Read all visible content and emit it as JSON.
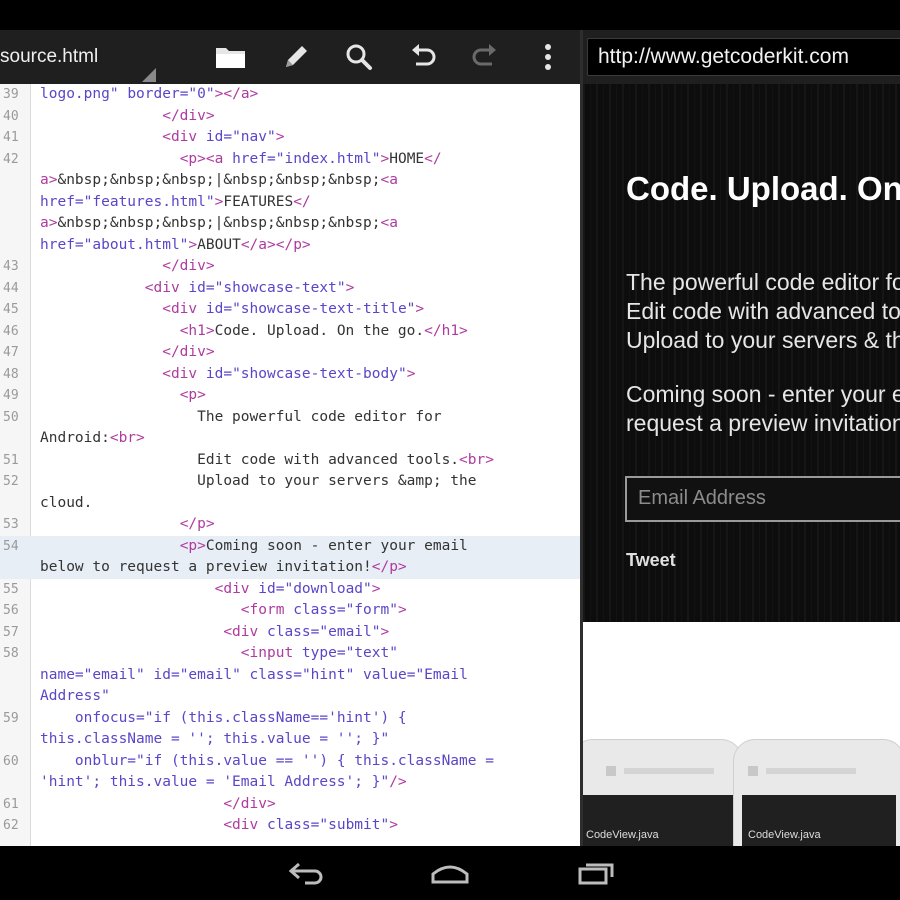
{
  "editor": {
    "file_tab": "source.html",
    "toolbar_icons": [
      "folder-icon",
      "pencil-icon",
      "search-icon",
      "undo-icon",
      "redo-icon",
      "overflow-menu-icon"
    ]
  },
  "code_lines": [
    {
      "ln": "39",
      "tokens": [
        {
          "c": "t-str",
          "t": "logo.png\" "
        },
        {
          "c": "t-attr",
          "t": "border="
        },
        {
          "c": "t-str",
          "t": "\"0\""
        },
        {
          "c": "t-tag",
          "t": "></a>"
        }
      ]
    },
    {
      "ln": "40",
      "tokens": [
        {
          "c": "t-txt",
          "t": "              "
        },
        {
          "c": "t-tag",
          "t": "</div>"
        }
      ]
    },
    {
      "ln": "41",
      "tokens": [
        {
          "c": "t-txt",
          "t": "              "
        },
        {
          "c": "t-tag",
          "t": "<div "
        },
        {
          "c": "t-attr",
          "t": "id="
        },
        {
          "c": "t-str",
          "t": "\"nav\""
        },
        {
          "c": "t-tag",
          "t": ">"
        }
      ]
    },
    {
      "ln": "42",
      "tokens": [
        {
          "c": "t-txt",
          "t": "                "
        },
        {
          "c": "t-tag",
          "t": "<p><a "
        },
        {
          "c": "t-attr",
          "t": "href="
        },
        {
          "c": "t-str",
          "t": "\"index.html\""
        },
        {
          "c": "t-tag",
          "t": ">"
        },
        {
          "c": "t-txt",
          "t": "HOME"
        },
        {
          "c": "t-tag",
          "t": "</"
        }
      ]
    },
    {
      "ln": "",
      "tokens": [
        {
          "c": "t-tag",
          "t": "a>"
        },
        {
          "c": "t-txt",
          "t": "&nbsp;&nbsp;&nbsp;|&nbsp;&nbsp;&nbsp;"
        },
        {
          "c": "t-tag",
          "t": "<a"
        }
      ]
    },
    {
      "ln": "",
      "tokens": [
        {
          "c": "t-attr",
          "t": "href="
        },
        {
          "c": "t-str",
          "t": "\"features.html\""
        },
        {
          "c": "t-tag",
          "t": ">"
        },
        {
          "c": "t-txt",
          "t": "FEATURES"
        },
        {
          "c": "t-tag",
          "t": "</"
        }
      ]
    },
    {
      "ln": "",
      "tokens": [
        {
          "c": "t-tag",
          "t": "a>"
        },
        {
          "c": "t-txt",
          "t": "&nbsp;&nbsp;&nbsp;|&nbsp;&nbsp;&nbsp;"
        },
        {
          "c": "t-tag",
          "t": "<a"
        }
      ]
    },
    {
      "ln": "",
      "tokens": [
        {
          "c": "t-attr",
          "t": "href="
        },
        {
          "c": "t-str",
          "t": "\"about.html\""
        },
        {
          "c": "t-tag",
          "t": ">"
        },
        {
          "c": "t-txt",
          "t": "ABOUT"
        },
        {
          "c": "t-tag",
          "t": "</a></p>"
        }
      ]
    },
    {
      "ln": "43",
      "tokens": [
        {
          "c": "t-txt",
          "t": "              "
        },
        {
          "c": "t-tag",
          "t": "</div>"
        }
      ]
    },
    {
      "ln": "44",
      "tokens": [
        {
          "c": "t-txt",
          "t": "            "
        },
        {
          "c": "t-tag",
          "t": "<div "
        },
        {
          "c": "t-attr",
          "t": "id="
        },
        {
          "c": "t-str",
          "t": "\"showcase-text\""
        },
        {
          "c": "t-tag",
          "t": ">"
        }
      ]
    },
    {
      "ln": "45",
      "tokens": [
        {
          "c": "t-txt",
          "t": "              "
        },
        {
          "c": "t-tag",
          "t": "<div "
        },
        {
          "c": "t-attr",
          "t": "id="
        },
        {
          "c": "t-str",
          "t": "\"showcase-text-title\""
        },
        {
          "c": "t-tag",
          "t": ">"
        }
      ]
    },
    {
      "ln": "46",
      "tokens": [
        {
          "c": "t-txt",
          "t": "                "
        },
        {
          "c": "t-tag",
          "t": "<h1>"
        },
        {
          "c": "t-txt",
          "t": "Code. Upload. On the go."
        },
        {
          "c": "t-tag",
          "t": "</h1>"
        }
      ]
    },
    {
      "ln": "47",
      "tokens": [
        {
          "c": "t-txt",
          "t": "              "
        },
        {
          "c": "t-tag",
          "t": "</div>"
        }
      ]
    },
    {
      "ln": "48",
      "tokens": [
        {
          "c": "t-txt",
          "t": "              "
        },
        {
          "c": "t-tag",
          "t": "<div "
        },
        {
          "c": "t-attr",
          "t": "id="
        },
        {
          "c": "t-str",
          "t": "\"showcase-text-body\""
        },
        {
          "c": "t-tag",
          "t": ">"
        }
      ]
    },
    {
      "ln": "49",
      "tokens": [
        {
          "c": "t-txt",
          "t": "                "
        },
        {
          "c": "t-tag",
          "t": "<p>"
        }
      ]
    },
    {
      "ln": "50",
      "tokens": [
        {
          "c": "t-txt",
          "t": "                  The powerful code editor for"
        }
      ]
    },
    {
      "ln": "",
      "tokens": [
        {
          "c": "t-txt",
          "t": "Android:"
        },
        {
          "c": "t-tag",
          "t": "<br>"
        }
      ]
    },
    {
      "ln": "51",
      "tokens": [
        {
          "c": "t-txt",
          "t": "                  Edit code with advanced tools."
        },
        {
          "c": "t-tag",
          "t": "<br>"
        }
      ]
    },
    {
      "ln": "52",
      "tokens": [
        {
          "c": "t-txt",
          "t": "                  Upload to your servers &amp; the"
        }
      ]
    },
    {
      "ln": "",
      "tokens": [
        {
          "c": "t-txt",
          "t": "cloud."
        }
      ]
    },
    {
      "ln": "53",
      "tokens": [
        {
          "c": "t-txt",
          "t": "                "
        },
        {
          "c": "t-tag",
          "t": "</p>"
        }
      ]
    },
    {
      "ln": "54",
      "hl": true,
      "tokens": [
        {
          "c": "t-txt",
          "t": "                "
        },
        {
          "c": "t-tag",
          "t": "<p>"
        },
        {
          "c": "t-txt",
          "t": "Coming soon - enter your email"
        }
      ]
    },
    {
      "ln": "",
      "hl": true,
      "tokens": [
        {
          "c": "t-txt",
          "t": "below to request a preview invitation!"
        },
        {
          "c": "t-tag",
          "t": "</p>"
        }
      ]
    },
    {
      "ln": "55",
      "tokens": [
        {
          "c": "t-txt",
          "t": "                    "
        },
        {
          "c": "t-tag",
          "t": "<div "
        },
        {
          "c": "t-attr",
          "t": "id="
        },
        {
          "c": "t-str",
          "t": "\"download\""
        },
        {
          "c": "t-tag",
          "t": ">"
        }
      ]
    },
    {
      "ln": "56",
      "tokens": [
        {
          "c": "t-txt",
          "t": "                       "
        },
        {
          "c": "t-tag",
          "t": "<form "
        },
        {
          "c": "t-attr",
          "t": "class="
        },
        {
          "c": "t-str",
          "t": "\"form\""
        },
        {
          "c": "t-tag",
          "t": ">"
        }
      ]
    },
    {
      "ln": "57",
      "tokens": [
        {
          "c": "t-txt",
          "t": "                     "
        },
        {
          "c": "t-tag",
          "t": "<div "
        },
        {
          "c": "t-attr",
          "t": "class="
        },
        {
          "c": "t-str",
          "t": "\"email\""
        },
        {
          "c": "t-tag",
          "t": ">"
        }
      ]
    },
    {
      "ln": "58",
      "tokens": [
        {
          "c": "t-txt",
          "t": "                       "
        },
        {
          "c": "t-tag",
          "t": "<input "
        },
        {
          "c": "t-attr",
          "t": "type="
        },
        {
          "c": "t-str",
          "t": "\"text\""
        }
      ]
    },
    {
      "ln": "",
      "tokens": [
        {
          "c": "t-attr",
          "t": "name="
        },
        {
          "c": "t-str",
          "t": "\"email\" "
        },
        {
          "c": "t-attr",
          "t": "id="
        },
        {
          "c": "t-str",
          "t": "\"email\" "
        },
        {
          "c": "t-attr",
          "t": "class="
        },
        {
          "c": "t-str",
          "t": "\"hint\" "
        },
        {
          "c": "t-attr",
          "t": "value="
        },
        {
          "c": "t-str",
          "t": "\"Email"
        }
      ]
    },
    {
      "ln": "",
      "tokens": [
        {
          "c": "t-str",
          "t": "Address\""
        }
      ]
    },
    {
      "ln": "59",
      "tokens": [
        {
          "c": "t-txt",
          "t": "    "
        },
        {
          "c": "t-attr",
          "t": "onfocus="
        },
        {
          "c": "t-str",
          "t": "\"if (this.className=='hint') {"
        }
      ]
    },
    {
      "ln": "",
      "tokens": [
        {
          "c": "t-str",
          "t": "this.className = ''; this.value = ''; }\""
        }
      ]
    },
    {
      "ln": "60",
      "tokens": [
        {
          "c": "t-txt",
          "t": "    "
        },
        {
          "c": "t-attr",
          "t": "onblur="
        },
        {
          "c": "t-str",
          "t": "\"if (this.value == '') { this.className ="
        }
      ]
    },
    {
      "ln": "",
      "tokens": [
        {
          "c": "t-str",
          "t": "'hint'; this.value = 'Email Address'; }\""
        },
        {
          "c": "t-tag",
          "t": "/>"
        }
      ]
    },
    {
      "ln": "61",
      "tokens": [
        {
          "c": "t-txt",
          "t": "                     "
        },
        {
          "c": "t-tag",
          "t": "</div>"
        }
      ]
    },
    {
      "ln": "62",
      "tokens": [
        {
          "c": "t-txt",
          "t": "                     "
        },
        {
          "c": "t-tag",
          "t": "<div "
        },
        {
          "c": "t-attr",
          "t": "class="
        },
        {
          "c": "t-str",
          "t": "\"submit\""
        },
        {
          "c": "t-tag",
          "t": ">"
        }
      ]
    }
  ],
  "browser": {
    "url": "http://www.getcoderkit.com"
  },
  "preview": {
    "title": "Code. Upload. On the go.",
    "desc_lines": [
      "The powerful code editor for Android:",
      "Edit code with advanced tools.",
      "Upload to your servers & the cloud."
    ],
    "coming_lines": [
      "Coming soon - enter your email below to",
      "request a preview invitation!"
    ],
    "email_placeholder": "Email Address",
    "tweet_label": "Tweet",
    "device_labels": [
      "CodeView.java",
      "CodeView.java"
    ]
  },
  "colors": {
    "toolbar_bg": "#1f1f1f",
    "code_tag": "#b03aa0",
    "code_attr": "#5a46c8",
    "highlight_line": "#e8eef6"
  },
  "nav_icons": [
    "back-icon",
    "home-icon",
    "recent-apps-icon"
  ]
}
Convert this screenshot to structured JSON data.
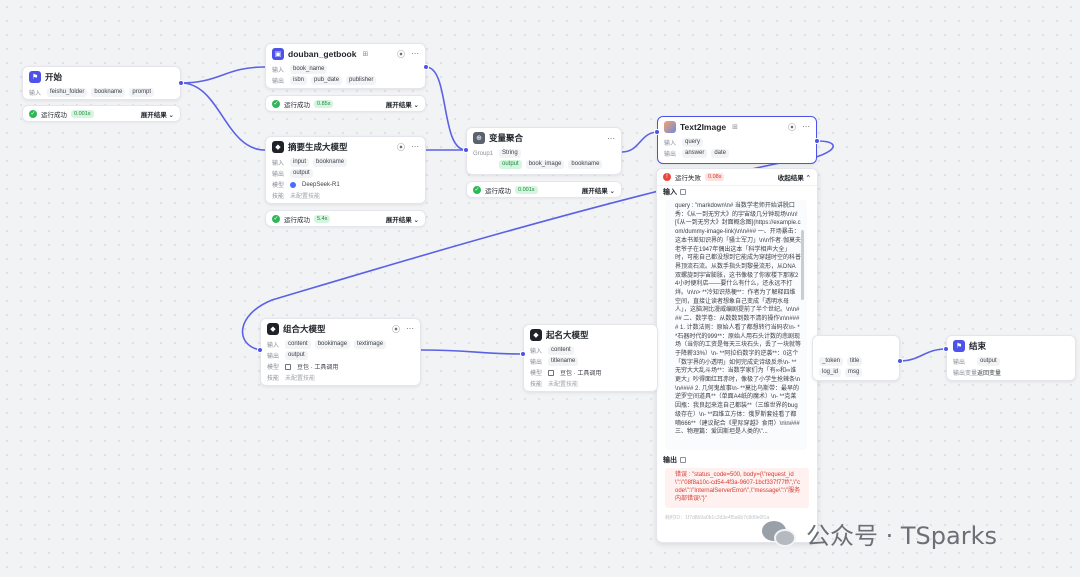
{
  "labels": {
    "input": "输入",
    "output": "输出",
    "model": "模型",
    "skill": "技能",
    "output_vars": "输出变量",
    "group1": "Group1"
  },
  "nodes": {
    "start": {
      "title": "开始",
      "params": [
        "feishu_folder",
        "bookname",
        "prompt"
      ],
      "status": "运行成功",
      "time": "0.001s",
      "expand": "展开结果 ⌄"
    },
    "douban": {
      "title": "douban_getbook",
      "title_sub": "⊞",
      "inputs": [
        "book_name"
      ],
      "outputs": [
        "isbn",
        "pub_date",
        "publisher"
      ],
      "status": "运行成功",
      "time": "0.85s",
      "expand": "展开结果 ⌄"
    },
    "summary": {
      "title": "摘要生成大模型",
      "inputs": [
        "input",
        "bookname"
      ],
      "outputs": [
        "output"
      ],
      "model": "DeepSeek-R1",
      "skill": "未配置技能",
      "status": "运行成功",
      "time": "5.4s",
      "expand": "展开结果 ⌄"
    },
    "varagg": {
      "title": "变量聚合",
      "group_type": "String",
      "outputs": [
        "output",
        "book_image",
        "bookname"
      ],
      "status": "运行成功",
      "time": "0.001s",
      "expand": "展开结果 ⌄"
    },
    "text2image": {
      "title": "Text2Image",
      "title_sub": "⊞",
      "inputs": [
        "query"
      ],
      "outputs": [
        "answer",
        "date"
      ],
      "status": "运行失败",
      "time": "0.08s",
      "collapse": "收起结果 ⌃"
    },
    "combine": {
      "title": "组合大模型",
      "inputs": [
        "content",
        "bookimage",
        "textimage"
      ],
      "outputs": [
        "output"
      ],
      "model": "豆包 · 工具调用",
      "skill": "未配置技能"
    },
    "naming": {
      "title": "起名大模型",
      "inputs": [
        "content"
      ],
      "outputs": [
        "titlename"
      ],
      "model": "豆包 · 工具调用",
      "skill": "未配置技能"
    },
    "partial": {
      "row1": [
        "_token",
        "title"
      ],
      "row2": [
        "log_id",
        "msg"
      ]
    },
    "end": {
      "title": "结束",
      "outputs": [
        "output"
      ],
      "output_vars": "返回变量"
    }
  },
  "detail": {
    "input_title": "输入",
    "input_text": "query : \"markdown\\n# 当数学老师开始讲脱口秀：《从一到无穷大》的宇宙级几分钟现场\\n\\n![《从一到无穷大》封面概念图](https://example.com/dummy-image-link)\\n\\n### 一、开场暴击：这本书差知识界的「骚士军刀」\\n\\n作者·伽莫夫老爷子在1947年偶出这本「科学相声大全」时，可能自己都没想到它能成为穿越时空的科普界顶流石流。从数手指头到黎曼流形，从DNA双螺旋到宇宙膨胀，这书像极了你家楼下那家24小时便利店——要什么有什么，还永远不打烊。\\n\\n> **冷知识热梗**：作者为了解释四维空间，直接让读者想象自己变成「透明水母人」，这脑洞比漫威编剧提前了半个世纪。\\n\\n### 二、数学卷：从数数到数不清的操作\\n\\n#### 1. 计数法则：原始人看了都想转行当码农\\n- **石器时代的999**：原始人用石头计数的悲剧现场（当你的工资是每天三块石头，丢了一块就等于降薪33%）\\n- **阿拉伯数字的逆袭**：0这个「数字界的小透明」如何完成史诗级反杀\\n- **无穷大大乱斗场**：当数学家们为「有∞和∞谁更大」吵得面红耳赤时，像极了小学生抢辣条\\n\\n#### 2. 几何鬼故事\\n- **莫比乌斯带：最早的逆罗空间道具**（单面A4纸的魔术）\\n- **克莱因瓶：我良起来连自己都装**（三维世界的bug级存在）\\n- **四维立方体：俄罗斯套娃看了都嘀666**（建议配合《星际穿越》食用）\\n\\n### 三、物理篇：爱因斯坦是人类的\\\"...",
    "output_title": "输出",
    "output_text": "错误 : \"status_code=500, body={\\\"request_id\\\":\\\"08f8a10c-cd54-4f3a-9607-1bcf337f77ff\\\",\\\"code\\\":\\\"InternalServerError\\\",\\\"message\\\":\\\"服务内部错误\\\"}\"",
    "trace": "耗时ID：1f7d8b9a0b1c2d3e4f5a6b7c8d9e0f1a"
  },
  "watermark": "公众号 · TSparks",
  "colors": {
    "accent": "#4d53e8",
    "success": "#2fb757",
    "error": "#e8473d",
    "wire": "#4d53e8"
  }
}
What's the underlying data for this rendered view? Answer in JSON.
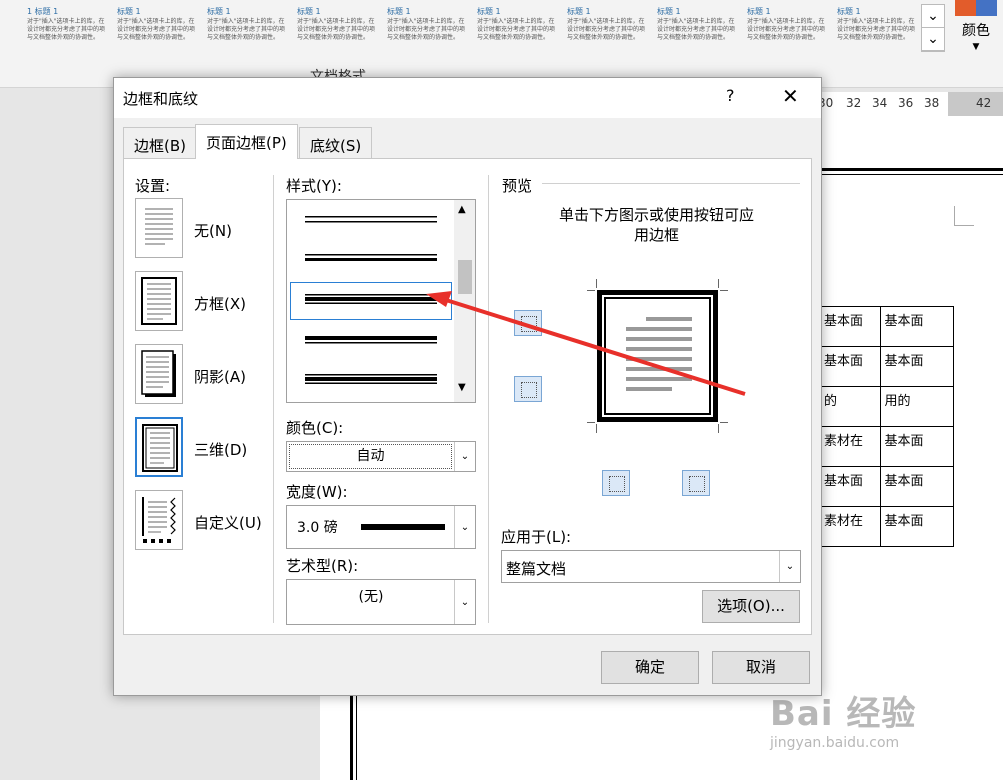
{
  "ribbon": {
    "gallery": [
      {
        "heading": "1  标题 1",
        "body": "对于\"插入\"选项卡上的库，在设计时都充分考虑了其中的项与文档整体外观的协调性。"
      },
      {
        "heading": "标题 1",
        "body": "对于\"插入\"选项卡上的库，在设计时都充分考虑了其中的项与文档整体外观的协调性。"
      },
      {
        "heading": "标题 1",
        "body": "对于\"插入\"选项卡上的库，在设计时都充分考虑了其中的项与文档整体外观的协调性。"
      },
      {
        "heading": "标题 1",
        "body": "对于\"插入\"选项卡上的库，在设计时都充分考虑了其中的项与文档整体外观的协调性。"
      },
      {
        "heading": "标题 1",
        "body": "对于\"插入\"选项卡上的库，在设计时都充分考虑了其中的项与文档整体外观的协调性。"
      },
      {
        "heading": "标题 1",
        "body": "对于\"插入\"选项卡上的库，在设计时都充分考虑了其中的项与文档整体外观的协调性。"
      },
      {
        "heading": "标题 1",
        "body": "对于\"插入\"选项卡上的库，在设计时都充分考虑了其中的项与文档整体外观的协调性。"
      },
      {
        "heading": "标题 1",
        "body": "对于\"插入\"选项卡上的库，在设计时都充分考虑了其中的项与文档整体外观的协调性。"
      },
      {
        "heading": "标题 1",
        "body": "对于\"插入\"选项卡上的库，在设计时都充分考虑了其中的项与文档整体外观的协调性。"
      },
      {
        "heading": "标题 1",
        "body": "对于\"插入\"选项卡上的库，在设计时都充分考虑了其中的项与文档整体外观的协调性。"
      }
    ],
    "group_label": "文档格式",
    "color_label": "颜色",
    "color_drop": "▼"
  },
  "ruler": {
    "ticks": [
      "30",
      "32",
      "34",
      "36",
      "38",
      "42"
    ]
  },
  "document": {
    "table": [
      [
        "基本面",
        "基本面"
      ],
      [
        "基本面",
        "基本面"
      ],
      [
        "的",
        "用的"
      ],
      [
        "素材在",
        "基本面"
      ],
      [
        "基本面",
        "基本面"
      ],
      [
        "素材在",
        "基本面"
      ]
    ]
  },
  "watermark": {
    "main": "Bai 经验",
    "sub": "jingyan.baidu.com"
  },
  "dialog": {
    "title": "边框和底纹",
    "help": "?",
    "close": "✕",
    "tabs": [
      "边框(B)",
      "页面边框(P)",
      "底纹(S)"
    ],
    "settings_label": "设置:",
    "settings": [
      "无(N)",
      "方框(X)",
      "阴影(A)",
      "三维(D)",
      "自定义(U)"
    ],
    "style_label": "样式(Y):",
    "color_label": "颜色(C):",
    "color_value": "自动",
    "width_label": "宽度(W):",
    "width_value": "3.0 磅",
    "art_label": "艺术型(R):",
    "art_value": "(无)",
    "preview_label": "预览",
    "preview_instructions": "单击下方图示或使用按钮可应用边框",
    "apply_label": "应用于(L):",
    "apply_value": "整篇文档",
    "options_button": "选项(O)...",
    "ok_button": "确定",
    "cancel_button": "取消"
  },
  "colors": {
    "accent": "#2a7fd4",
    "annotation_arrow": "#e8302a"
  }
}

------------

• [Set problem]:
Gather and copy every line of the data in which the string "soon" is found.

• [Response for this exercise]:
          "t": "Coming soon - enter your email"
      "Coming soon - enter your email below to",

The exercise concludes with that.